[begin Records to use]

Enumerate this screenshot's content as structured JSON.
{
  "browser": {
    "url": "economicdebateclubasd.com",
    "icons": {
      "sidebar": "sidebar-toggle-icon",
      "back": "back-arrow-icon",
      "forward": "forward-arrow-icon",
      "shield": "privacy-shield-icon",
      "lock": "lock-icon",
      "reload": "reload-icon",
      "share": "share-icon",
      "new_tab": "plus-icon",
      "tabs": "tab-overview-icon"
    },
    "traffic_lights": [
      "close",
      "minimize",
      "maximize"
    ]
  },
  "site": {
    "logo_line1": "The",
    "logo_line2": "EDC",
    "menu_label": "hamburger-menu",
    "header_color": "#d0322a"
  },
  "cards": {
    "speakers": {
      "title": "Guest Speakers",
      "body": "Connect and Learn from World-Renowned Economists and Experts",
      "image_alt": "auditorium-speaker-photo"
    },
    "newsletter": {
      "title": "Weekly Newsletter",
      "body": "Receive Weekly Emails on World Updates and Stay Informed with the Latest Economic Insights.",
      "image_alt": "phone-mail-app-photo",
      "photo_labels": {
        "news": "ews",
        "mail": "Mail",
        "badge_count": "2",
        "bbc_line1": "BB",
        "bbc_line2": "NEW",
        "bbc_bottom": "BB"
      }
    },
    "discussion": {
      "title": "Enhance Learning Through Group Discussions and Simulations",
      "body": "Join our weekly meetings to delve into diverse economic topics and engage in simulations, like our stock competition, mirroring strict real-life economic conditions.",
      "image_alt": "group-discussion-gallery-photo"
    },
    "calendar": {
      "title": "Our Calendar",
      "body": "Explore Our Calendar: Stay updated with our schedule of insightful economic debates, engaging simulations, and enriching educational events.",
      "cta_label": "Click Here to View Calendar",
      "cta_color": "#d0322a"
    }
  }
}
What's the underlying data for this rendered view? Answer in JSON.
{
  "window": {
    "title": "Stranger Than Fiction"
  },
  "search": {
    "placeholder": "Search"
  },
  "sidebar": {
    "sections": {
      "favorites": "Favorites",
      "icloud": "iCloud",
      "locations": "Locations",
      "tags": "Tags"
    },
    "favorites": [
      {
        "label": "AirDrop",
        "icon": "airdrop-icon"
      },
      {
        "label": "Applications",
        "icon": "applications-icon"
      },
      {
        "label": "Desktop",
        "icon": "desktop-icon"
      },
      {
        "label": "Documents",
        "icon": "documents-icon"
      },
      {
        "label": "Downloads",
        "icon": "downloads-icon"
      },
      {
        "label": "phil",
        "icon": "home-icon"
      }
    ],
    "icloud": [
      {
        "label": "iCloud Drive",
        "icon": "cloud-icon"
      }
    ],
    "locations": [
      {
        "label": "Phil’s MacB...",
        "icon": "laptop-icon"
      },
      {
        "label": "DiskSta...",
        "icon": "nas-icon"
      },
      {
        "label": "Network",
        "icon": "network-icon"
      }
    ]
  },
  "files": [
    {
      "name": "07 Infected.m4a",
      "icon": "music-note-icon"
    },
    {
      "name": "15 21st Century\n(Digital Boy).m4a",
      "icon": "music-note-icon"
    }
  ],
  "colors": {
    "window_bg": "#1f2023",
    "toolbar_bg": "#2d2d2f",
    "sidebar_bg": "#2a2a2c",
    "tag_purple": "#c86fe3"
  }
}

[end Records to use]

## Aim of the exercise
Reproduce the data, keeping every line exactly the same.

## Correct result
Enumerate this screenshot's content as structured JSON.
{
  "browser": {
    "url": "economicdebateclubasd.com",
    "icons": {
      "sidebar": "sidebar-toggle-icon",
      "back": "back-arrow-icon",
      "forward": "forward-arrow-icon",
      "shield": "privacy-shield-icon",
      "lock": "lock-icon",
      "reload": "reload-icon",
      "share": "share-icon",
      "new_tab": "plus-icon",
      "tabs": "tab-overview-icon"
    },
    "traffic_lights": [
      "close",
      "minimize",
      "maximize"
    ]
  },
  "site": {
    "logo_line1": "The",
    "logo_line2": "EDC",
    "menu_label": "hamburger-menu",
    "header_color": "#d0322a"
  },
  "cards": {
    "speakers": {
      "title": "Guest Speakers",
      "body": "Connect and Learn from World-Renowned Economists and Experts",
      "image_alt": "auditorium-speaker-photo"
    },
    "newsletter": {
      "title": "Weekly Newsletter",
      "body": "Receive Weekly Emails on World Updates and Stay Informed with the Latest Economic Insights.",
      "image_alt": "phone-mail-app-photo",
      "photo_labels": {
        "news": "ews",
        "mail": "Mail",
        "badge_count": "2",
        "bbc_line1": "BB",
        "bbc_line2": "NEW",
        "bbc_bottom": "BB"
      }
    },
    "discussion": {
      "title": "Enhance Learning Through Group Discussions and Simulations",
      "body": "Join our weekly meetings to delve into diverse economic topics and engage in simulations, like our stock competition, mirroring strict real-life economic conditions.",
      "image_alt": "group-discussion-gallery-photo"
    },
    "calendar": {
      "title": "Our Calendar",
      "body": "Explore Our Calendar: Stay updated with our schedule of insightful economic debates, engaging simulations, and enriching educational events.",
      "cta_label": "Click Here to View Calendar",
      "cta_color": "#d0322a"
    }
  }
}
What's the underlying data for this rendered view? Answer in JSON.
{
  "window": {
    "title": "Stranger Than Fiction"
  },
  "search": {
    "placeholder": "Search"
  },
  "sidebar": {
    "sections": {
      "favorites": "Favorites",
      "icloud": "iCloud",
      "locations": "Locations",
      "tags": "Tags"
    },
    "favorites": [
      {
        "label": "AirDrop",
        "icon": "airdrop-icon"
      },
      {
        "label": "Applications",
        "icon": "applications-icon"
      },
      {
        "label": "Desktop",
        "icon": "desktop-icon"
      },
      {
        "label": "Documents",
        "icon": "documents-icon"
      },
      {
        "label": "Downloads",
        "icon": "downloads-icon"
      },
      {
        "label": "phil",
        "icon": "home-icon"
      }
    ],
    "icloud": [
      {
        "label": "iCloud Drive",
        "icon": "cloud-icon"
      }
    ],
    "locations": [
      {
        "label": "Phil’s MacB...",
        "icon": "laptop-icon"
      },
      {
        "label": "DiskSta...",
        "icon": "nas-icon"
      },
      {
        "label": "Network",
        "icon": "network-icon"
      }
    ]
  },
  "files": [
    {
      "name": "07 Infected.m4a",
      "icon": "music-note-icon"
    },
    {
      "name": "15 21st Century\n(Digital Boy).m4a",
      "icon": "music-note-icon"
    }
  ],
  "colors": {
    "window_bg": "#1f2023",
    "toolbar_bg": "#2d2d2f",
    "sidebar_bg": "#2a2a2c",
    "tag_purple": "#c86fe3"
  }
}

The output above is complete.